↓↓↓

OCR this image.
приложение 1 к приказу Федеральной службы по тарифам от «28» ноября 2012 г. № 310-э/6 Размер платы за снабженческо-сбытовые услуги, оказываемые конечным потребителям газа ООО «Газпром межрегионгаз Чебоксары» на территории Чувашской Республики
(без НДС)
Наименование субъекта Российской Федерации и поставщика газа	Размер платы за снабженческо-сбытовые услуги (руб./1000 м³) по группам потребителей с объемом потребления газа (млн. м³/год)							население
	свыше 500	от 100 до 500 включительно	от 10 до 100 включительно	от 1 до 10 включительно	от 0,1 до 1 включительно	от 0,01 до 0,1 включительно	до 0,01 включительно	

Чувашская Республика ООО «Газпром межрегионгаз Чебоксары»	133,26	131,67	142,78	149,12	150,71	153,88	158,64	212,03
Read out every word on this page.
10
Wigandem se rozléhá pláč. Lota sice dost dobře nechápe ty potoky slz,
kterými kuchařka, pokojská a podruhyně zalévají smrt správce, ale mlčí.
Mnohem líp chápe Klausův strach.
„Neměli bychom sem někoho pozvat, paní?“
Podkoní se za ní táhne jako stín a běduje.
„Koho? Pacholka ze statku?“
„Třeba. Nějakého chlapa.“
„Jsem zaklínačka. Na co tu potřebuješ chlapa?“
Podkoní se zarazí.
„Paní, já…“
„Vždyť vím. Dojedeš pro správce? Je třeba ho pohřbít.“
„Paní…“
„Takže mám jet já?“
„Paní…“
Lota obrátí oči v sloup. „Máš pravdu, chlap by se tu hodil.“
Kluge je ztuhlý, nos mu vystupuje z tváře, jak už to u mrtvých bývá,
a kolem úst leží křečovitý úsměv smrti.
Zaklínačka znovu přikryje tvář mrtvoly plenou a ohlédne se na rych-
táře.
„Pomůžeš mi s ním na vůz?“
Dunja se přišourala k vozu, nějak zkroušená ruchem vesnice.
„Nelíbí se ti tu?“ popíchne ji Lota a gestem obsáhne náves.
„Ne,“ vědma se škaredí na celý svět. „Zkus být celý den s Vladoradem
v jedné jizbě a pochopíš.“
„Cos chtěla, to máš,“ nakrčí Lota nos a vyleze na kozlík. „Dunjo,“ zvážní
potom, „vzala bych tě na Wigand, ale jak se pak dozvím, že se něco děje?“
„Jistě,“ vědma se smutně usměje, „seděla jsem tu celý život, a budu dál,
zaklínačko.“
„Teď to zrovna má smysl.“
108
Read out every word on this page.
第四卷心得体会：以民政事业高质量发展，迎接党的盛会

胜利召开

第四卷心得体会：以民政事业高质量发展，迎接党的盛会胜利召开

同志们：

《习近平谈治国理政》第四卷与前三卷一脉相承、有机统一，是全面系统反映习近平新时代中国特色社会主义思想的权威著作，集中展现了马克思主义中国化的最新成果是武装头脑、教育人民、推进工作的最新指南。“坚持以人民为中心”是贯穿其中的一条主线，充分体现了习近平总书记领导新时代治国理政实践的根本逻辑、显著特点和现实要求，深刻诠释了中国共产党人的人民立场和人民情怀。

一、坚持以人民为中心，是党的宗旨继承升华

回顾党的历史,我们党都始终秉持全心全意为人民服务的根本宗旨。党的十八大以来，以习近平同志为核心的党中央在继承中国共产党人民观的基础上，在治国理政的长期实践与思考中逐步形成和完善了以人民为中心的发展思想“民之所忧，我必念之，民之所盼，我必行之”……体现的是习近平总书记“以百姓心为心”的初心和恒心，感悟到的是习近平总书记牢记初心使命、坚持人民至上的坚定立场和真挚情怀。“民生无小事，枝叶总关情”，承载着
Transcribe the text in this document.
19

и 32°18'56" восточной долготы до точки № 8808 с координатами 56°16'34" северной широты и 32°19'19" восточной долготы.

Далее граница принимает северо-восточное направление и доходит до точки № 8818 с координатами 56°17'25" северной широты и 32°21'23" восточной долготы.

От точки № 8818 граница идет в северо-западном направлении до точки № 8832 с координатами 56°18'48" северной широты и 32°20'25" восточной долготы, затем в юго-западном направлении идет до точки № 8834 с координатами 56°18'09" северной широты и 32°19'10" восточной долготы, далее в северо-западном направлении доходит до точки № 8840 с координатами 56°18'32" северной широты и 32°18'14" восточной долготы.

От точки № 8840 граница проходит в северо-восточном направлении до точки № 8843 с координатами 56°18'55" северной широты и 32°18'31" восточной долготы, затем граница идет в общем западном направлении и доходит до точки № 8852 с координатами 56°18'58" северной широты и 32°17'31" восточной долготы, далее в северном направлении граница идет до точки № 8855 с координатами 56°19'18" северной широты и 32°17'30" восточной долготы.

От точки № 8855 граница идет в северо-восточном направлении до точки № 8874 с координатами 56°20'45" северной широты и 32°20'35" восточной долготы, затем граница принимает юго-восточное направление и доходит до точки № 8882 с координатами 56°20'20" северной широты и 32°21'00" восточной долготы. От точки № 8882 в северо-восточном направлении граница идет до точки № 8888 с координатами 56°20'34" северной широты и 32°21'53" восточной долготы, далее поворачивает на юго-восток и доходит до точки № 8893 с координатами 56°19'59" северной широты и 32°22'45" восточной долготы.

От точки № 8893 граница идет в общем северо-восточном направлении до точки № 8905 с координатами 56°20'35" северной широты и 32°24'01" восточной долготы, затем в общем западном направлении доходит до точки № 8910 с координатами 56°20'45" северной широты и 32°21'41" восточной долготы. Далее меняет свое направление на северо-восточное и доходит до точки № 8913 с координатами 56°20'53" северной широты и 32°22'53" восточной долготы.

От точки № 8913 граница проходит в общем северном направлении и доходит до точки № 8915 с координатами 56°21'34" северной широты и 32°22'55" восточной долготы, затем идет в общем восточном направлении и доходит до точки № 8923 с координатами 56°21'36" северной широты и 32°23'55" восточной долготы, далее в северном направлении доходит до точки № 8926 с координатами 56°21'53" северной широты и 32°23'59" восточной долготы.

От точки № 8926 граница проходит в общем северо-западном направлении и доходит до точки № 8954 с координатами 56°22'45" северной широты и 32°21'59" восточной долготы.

↑↑↑

**Exercise task:**
Retype the data exactly as given.

**Finished exercise:**
OCR this image.
приложение 1 к приказу Федеральной службы по тарифам от «28» ноября 2012 г. № 310-э/6 Размер платы за снабженческо-сбытовые услуги, оказываемые конечным потребителям газа ООО «Газпром межрегионгаз Чебоксары» на территории Чувашской Республики
(без НДС)
Наименование субъекта Российской Федерации и поставщика газа	Размер платы за снабженческо-сбытовые услуги (руб./1000 м³) по группам потребителей с объемом потребления газа (млн. м³/год)							население
	свыше 500	от 100 до 500 включительно	от 10 до 100 включительно	от 1 до 10 включительно	от 0,1 до 1 включительно	от 0,01 до 0,1 включительно	до 0,01 включительно	

Чувашская Республика ООО «Газпром межрегионгаз Чебоксары»	133,26	131,67	142,78	149,12	150,71	153,88	158,64	212,03
Read out every word on this page.
10
Wigandem se rozléhá pláč. Lota sice dost dobře nechápe ty potoky slz,
kterými kuchařka, pokojská a podruhyně zalévají smrt správce, ale mlčí.
Mnohem líp chápe Klausův strach.
„Neměli bychom sem někoho pozvat, paní?“
Podkoní se za ní táhne jako stín a běduje.
„Koho? Pacholka ze statku?“
„Třeba. Nějakého chlapa.“
„Jsem zaklínačka. Na co tu potřebuješ chlapa?“
Podkoní se zarazí.
„Paní, já…“
„Vždyť vím. Dojedeš pro správce? Je třeba ho pohřbít.“
„Paní…“
„Takže mám jet já?“
„Paní…“
Lota obrátí oči v sloup. „Máš pravdu, chlap by se tu hodil.“
Kluge je ztuhlý, nos mu vystupuje z tváře, jak už to u mrtvých bývá,
a kolem úst leží křečovitý úsměv smrti.
Zaklínačka znovu přikryje tvář mrtvoly plenou a ohlédne se na rych-
táře.
„Pomůžeš mi s ním na vůz?“
Dunja se přišourala k vozu, nějak zkroušená ruchem vesnice.
„Nelíbí se ti tu?“ popíchne ji Lota a gestem obsáhne náves.
„Ne,“ vědma se škaredí na celý svět. „Zkus být celý den s Vladoradem
v jedné jizbě a pochopíš.“
„Cos chtěla, to máš,“ nakrčí Lota nos a vyleze na kozlík. „Dunjo,“ zvážní
potom, „vzala bych tě na Wigand, ale jak se pak dozvím, že se něco děje?“
„Jistě,“ vědma se smutně usměje, „seděla jsem tu celý život, a budu dál,
zaklínačko.“
„Teď to zrovna má smysl.“
108
Read out every word on this page.
第四卷心得体会：以民政事业高质量发展，迎接党的盛会

胜利召开

第四卷心得体会：以民政事业高质量发展，迎接党的盛会胜利召开

同志们：

《习近平谈治国理政》第四卷与前三卷一脉相承、有机统一，是全面系统反映习近平新时代中国特色社会主义思想的权威著作，集中展现了马克思主义中国化的最新成果是武装头脑、教育人民、推进工作的最新指南。“坚持以人民为中心”是贯穿其中的一条主线，充分体现了习近平总书记领导新时代治国理政实践的根本逻辑、显著特点和现实要求，深刻诠释了中国共产党人的人民立场和人民情怀。

一、坚持以人民为中心，是党的宗旨继承升华

回顾党的历史,我们党都始终秉持全心全意为人民服务的根本宗旨。党的十八大以来，以习近平同志为核心的党中央在继承中国共产党人民观的基础上，在治国理政的长期实践与思考中逐步形成和完善了以人民为中心的发展思想“民之所忧，我必念之，民之所盼，我必行之”……体现的是习近平总书记“以百姓心为心”的初心和恒心，感悟到的是习近平总书记牢记初心使命、坚持人民至上的坚定立场和真挚情怀。“民生无小事，枝叶总关情”，承载着
Transcribe the text in this document.
19

и 32°18'56" восточной долготы до точки № 8808 с координатами 56°16'34" северной широты и 32°19'19" восточной долготы.

Далее граница принимает северо-восточное направление и доходит до точки № 8818 с координатами 56°17'25" северной широты и 32°21'23" восточной долготы.

От точки № 8818 граница идет в северо-западном направлении до точки № 8832 с координатами 56°18'48" северной широты и 32°20'25" восточной долготы, затем в юго-западном направлении идет до точки № 8834 с координатами 56°18'09" северной широты и 32°19'10" восточной долготы, далее в северо-западном направлении доходит до точки № 8840 с координатами 56°18'32" северной широты и 32°18'14" восточной долготы.

От точки № 8840 граница проходит в северо-восточном направлении до точки № 8843 с координатами 56°18'55" северной широты и 32°18'31" восточной долготы, затем граница идет в общем западном направлении и доходит до точки № 8852 с координатами 56°18'58" северной широты и 32°17'31" восточной долготы, далее в северном направлении граница идет до точки № 8855 с координатами 56°19'18" северной широты и 32°17'30" восточной долготы.

От точки № 8855 граница идет в северо-восточном направлении до точки № 8874 с координатами 56°20'45" северной широты и 32°20'35" восточной долготы, затем граница принимает юго-восточное направление и доходит до точки № 8882 с координатами 56°20'20" северной широты и 32°21'00" восточной долготы. От точки № 8882 в северо-восточном направлении граница идет до точки № 8888 с координатами 56°20'34" северной широты и 32°21'53" восточной долготы, далее поворачивает на юго-восток и доходит до точки № 8893 с координатами 56°19'59" северной широты и 32°22'45" восточной долготы.

От точки № 8893 граница идет в общем северо-восточном направлении до точки № 8905 с координатами 56°20'35" северной широты и 32°24'01" восточной долготы, затем в общем западном направлении доходит до точки № 8910 с координатами 56°20'45" северной широты и 32°21'41" восточной долготы. Далее меняет свое направление на северо-восточное и доходит до точки № 8913 с координатами 56°20'53" северной широты и 32°22'53" восточной долготы.

От точки № 8913 граница проходит в общем северном направлении и доходит до точки № 8915 с координатами 56°21'34" северной широты и 32°22'55" восточной долготы, затем идет в общем восточном направлении и доходит до точки № 8923 с координатами 56°21'36" северной широты и 32°23'55" восточной долготы, далее в северном направлении доходит до точки № 8926 с координатами 56°21'53" северной широты и 32°23'59" восточной долготы.

От точки № 8926 граница проходит в общем северо-западном направлении и доходит до точки № 8954 с координатами 56°22'45" северной широты и 32°21'59" восточной долготы.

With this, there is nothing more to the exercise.